** Brief **
Write out the listing beneath this instruction in its entirety, exactly as it reads.

*** Dataset records ***

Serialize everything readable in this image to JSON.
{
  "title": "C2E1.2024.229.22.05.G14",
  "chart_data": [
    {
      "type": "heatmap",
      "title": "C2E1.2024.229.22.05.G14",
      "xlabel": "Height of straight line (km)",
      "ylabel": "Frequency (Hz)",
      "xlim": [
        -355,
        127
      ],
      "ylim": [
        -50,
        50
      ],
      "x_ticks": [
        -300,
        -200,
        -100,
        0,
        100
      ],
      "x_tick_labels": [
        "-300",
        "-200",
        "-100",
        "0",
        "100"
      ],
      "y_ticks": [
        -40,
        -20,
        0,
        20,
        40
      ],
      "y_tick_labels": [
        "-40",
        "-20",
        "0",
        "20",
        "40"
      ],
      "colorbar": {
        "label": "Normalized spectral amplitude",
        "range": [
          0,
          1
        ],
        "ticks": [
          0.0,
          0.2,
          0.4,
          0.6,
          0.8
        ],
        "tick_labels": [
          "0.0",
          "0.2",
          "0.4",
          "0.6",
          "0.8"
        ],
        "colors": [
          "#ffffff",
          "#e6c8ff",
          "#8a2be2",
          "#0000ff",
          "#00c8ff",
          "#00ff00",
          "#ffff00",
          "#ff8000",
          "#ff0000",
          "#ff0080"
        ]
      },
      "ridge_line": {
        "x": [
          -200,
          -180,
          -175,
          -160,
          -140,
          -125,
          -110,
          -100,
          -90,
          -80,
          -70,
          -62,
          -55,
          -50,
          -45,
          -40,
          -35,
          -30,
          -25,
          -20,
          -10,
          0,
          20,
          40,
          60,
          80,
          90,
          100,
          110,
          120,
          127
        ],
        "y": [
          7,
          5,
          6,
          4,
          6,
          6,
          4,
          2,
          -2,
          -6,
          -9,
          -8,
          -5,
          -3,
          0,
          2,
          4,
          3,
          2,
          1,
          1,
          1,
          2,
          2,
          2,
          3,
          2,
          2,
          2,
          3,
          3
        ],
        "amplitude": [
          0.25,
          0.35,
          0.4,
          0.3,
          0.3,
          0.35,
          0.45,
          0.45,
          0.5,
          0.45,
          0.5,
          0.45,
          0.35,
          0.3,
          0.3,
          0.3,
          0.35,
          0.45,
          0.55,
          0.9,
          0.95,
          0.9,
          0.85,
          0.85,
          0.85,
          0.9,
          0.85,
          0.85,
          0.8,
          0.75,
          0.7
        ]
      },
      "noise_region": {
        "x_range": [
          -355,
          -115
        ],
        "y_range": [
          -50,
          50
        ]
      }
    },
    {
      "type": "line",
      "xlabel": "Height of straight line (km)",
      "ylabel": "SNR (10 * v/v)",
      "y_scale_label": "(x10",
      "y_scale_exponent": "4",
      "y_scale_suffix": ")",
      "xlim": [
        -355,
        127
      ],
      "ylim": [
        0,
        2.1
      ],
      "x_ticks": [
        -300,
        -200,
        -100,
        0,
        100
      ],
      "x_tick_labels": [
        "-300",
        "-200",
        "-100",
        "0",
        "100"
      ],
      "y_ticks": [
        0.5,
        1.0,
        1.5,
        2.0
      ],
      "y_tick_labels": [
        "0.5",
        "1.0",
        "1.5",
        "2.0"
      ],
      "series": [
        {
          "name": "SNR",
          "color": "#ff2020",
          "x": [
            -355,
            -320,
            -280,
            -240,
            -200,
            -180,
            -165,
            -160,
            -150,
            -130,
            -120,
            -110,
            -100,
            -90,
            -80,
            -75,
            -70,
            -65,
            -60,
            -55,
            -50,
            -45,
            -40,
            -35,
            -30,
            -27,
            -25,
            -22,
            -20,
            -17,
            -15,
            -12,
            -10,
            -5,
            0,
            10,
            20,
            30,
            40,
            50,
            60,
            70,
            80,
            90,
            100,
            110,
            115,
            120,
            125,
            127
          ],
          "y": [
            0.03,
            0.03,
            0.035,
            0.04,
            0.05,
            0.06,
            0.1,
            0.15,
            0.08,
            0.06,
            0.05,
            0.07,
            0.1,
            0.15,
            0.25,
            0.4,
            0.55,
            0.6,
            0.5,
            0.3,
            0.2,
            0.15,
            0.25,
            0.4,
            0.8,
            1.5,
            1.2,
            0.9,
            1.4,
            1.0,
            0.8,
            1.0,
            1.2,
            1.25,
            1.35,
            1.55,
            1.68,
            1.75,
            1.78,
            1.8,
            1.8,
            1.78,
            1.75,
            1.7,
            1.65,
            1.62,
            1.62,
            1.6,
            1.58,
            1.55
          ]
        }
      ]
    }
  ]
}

***

** Output of the task **
Serialize everything readable in this image to JSON.
{
  "title": "C2E1.2024.229.22.05.G14",
  "chart_data": [
    {
      "type": "heatmap",
      "title": "C2E1.2024.229.22.05.G14",
      "xlabel": "Height of straight line (km)",
      "ylabel": "Frequency (Hz)",
      "xlim": [
        -355,
        127
      ],
      "ylim": [
        -50,
        50
      ],
      "x_ticks": [
        -300,
        -200,
        -100,
        0,
        100
      ],
      "x_tick_labels": [
        "-300",
        "-200",
        "-100",
        "0",
        "100"
      ],
      "y_ticks": [
        -40,
        -20,
        0,
        20,
        40
      ],
      "y_tick_labels": [
        "-40",
        "-20",
        "0",
        "20",
        "40"
      ],
      "colorbar": {
        "label": "Normalized spectral amplitude",
        "range": [
          0,
          1
        ],
        "ticks": [
          0.0,
          0.2,
          0.4,
          0.6,
          0.8
        ],
        "tick_labels": [
          "0.0",
          "0.2",
          "0.4",
          "0.6",
          "0.8"
        ],
        "colors": [
          "#ffffff",
          "#e6c8ff",
          "#8a2be2",
          "#0000ff",
          "#00c8ff",
          "#00ff00",
          "#ffff00",
          "#ff8000",
          "#ff0000",
          "#ff0080"
        ]
      },
      "ridge_line": {
        "x": [
          -200,
          -180,
          -175,
          -160,
          -140,
          -125,
          -110,
          -100,
          -90,
          -80,
          -70,
          -62,
          -55,
          -50,
          -45,
          -40,
          -35,
          -30,
          -25,
          -20,
          -10,
          0,
          20,
          40,
          60,
          80,
          90,
          100,
          110,
          120,
          127
        ],
        "y": [
          7,
          5,
          6,
          4,
          6,
          6,
          4,
          2,
          -2,
          -6,
          -9,
          -8,
          -5,
          -3,
          0,
          2,
          4,
          3,
          2,
          1,
          1,
          1,
          2,
          2,
          2,
          3,
          2,
          2,
          2,
          3,
          3
        ],
        "amplitude": [
          0.25,
          0.35,
          0.4,
          0.3,
          0.3,
          0.35,
          0.45,
          0.45,
          0.5,
          0.45,
          0.5,
          0.45,
          0.35,
          0.3,
          0.3,
          0.3,
          0.35,
          0.45,
          0.55,
          0.9,
          0.95,
          0.9,
          0.85,
          0.85,
          0.85,
          0.9,
          0.85,
          0.85,
          0.8,
          0.75,
          0.7
        ]
      },
      "noise_region": {
        "x_range": [
          -355,
          -115
        ],
        "y_range": [
          -50,
          50
        ]
      }
    },
    {
      "type": "line",
      "xlabel": "Height of straight line (km)",
      "ylabel": "SNR (10 * v/v)",
      "y_scale_label": "(x10",
      "y_scale_exponent": "4",
      "y_scale_suffix": ")",
      "xlim": [
        -355,
        127
      ],
      "ylim": [
        0,
        2.1
      ],
      "x_ticks": [
        -300,
        -200,
        -100,
        0,
        100
      ],
      "x_tick_labels": [
        "-300",
        "-200",
        "-100",
        "0",
        "100"
      ],
      "y_ticks": [
        0.5,
        1.0,
        1.5,
        2.0
      ],
      "y_tick_labels": [
        "0.5",
        "1.0",
        "1.5",
        "2.0"
      ],
      "series": [
        {
          "name": "SNR",
          "color": "#ff2020",
          "x": [
            -355,
            -320,
            -280,
            -240,
            -200,
            -180,
            -165,
            -160,
            -150,
            -130,
            -120,
            -110,
            -100,
            -90,
            -80,
            -75,
            -70,
            -65,
            -60,
            -55,
            -50,
            -45,
            -40,
            -35,
            -30,
            -27,
            -25,
            -22,
            -20,
            -17,
            -15,
            -12,
            -10,
            -5,
            0,
            10,
            20,
            30,
            40,
            50,
            60,
            70,
            80,
            90,
            100,
            110,
            115,
            120,
            125,
            127
          ],
          "y": [
            0.03,
            0.03,
            0.035,
            0.04,
            0.05,
            0.06,
            0.1,
            0.15,
            0.08,
            0.06,
            0.05,
            0.07,
            0.1,
            0.15,
            0.25,
            0.4,
            0.55,
            0.6,
            0.5,
            0.3,
            0.2,
            0.15,
            0.25,
            0.4,
            0.8,
            1.5,
            1.2,
            0.9,
            1.4,
            1.0,
            0.8,
            1.0,
            1.2,
            1.25,
            1.35,
            1.55,
            1.68,
            1.75,
            1.78,
            1.8,
            1.8,
            1.78,
            1.75,
            1.7,
            1.65,
            1.62,
            1.62,
            1.6,
            1.58,
            1.55
          ]
        }
      ]
    }
  ]
}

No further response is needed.